[Directions for this task] The entries below should be output exactly as written.
_ _ _
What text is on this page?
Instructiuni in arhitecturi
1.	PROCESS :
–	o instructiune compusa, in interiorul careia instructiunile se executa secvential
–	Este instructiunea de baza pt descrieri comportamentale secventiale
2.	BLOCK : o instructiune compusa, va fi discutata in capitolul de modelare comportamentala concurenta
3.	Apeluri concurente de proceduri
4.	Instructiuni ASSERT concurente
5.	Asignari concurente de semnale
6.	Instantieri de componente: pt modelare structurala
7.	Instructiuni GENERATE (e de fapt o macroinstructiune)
_ _ _
[Answer for the task]
What text is on this page?
Instructiuni in arhitecturi
1.	PROCESS :
–	o instructiune compusa, in interiorul careia instructiunile se executa secvential
–	Este instructiunea de baza pt descrieri comportamentale secventiale
2.	BLOCK : o instructiune compusa, va fi discutata in capitolul de modelare comportamentala concurenta
3.	Apeluri concurente de proceduri
4.	Instructiuni ASSERT concurente
5.	Asignari concurente de semnale
6.	Instantieri de componente: pt modelare structurala
7.	Instructiuni GENERATE (e de fapt o macroinstructiune)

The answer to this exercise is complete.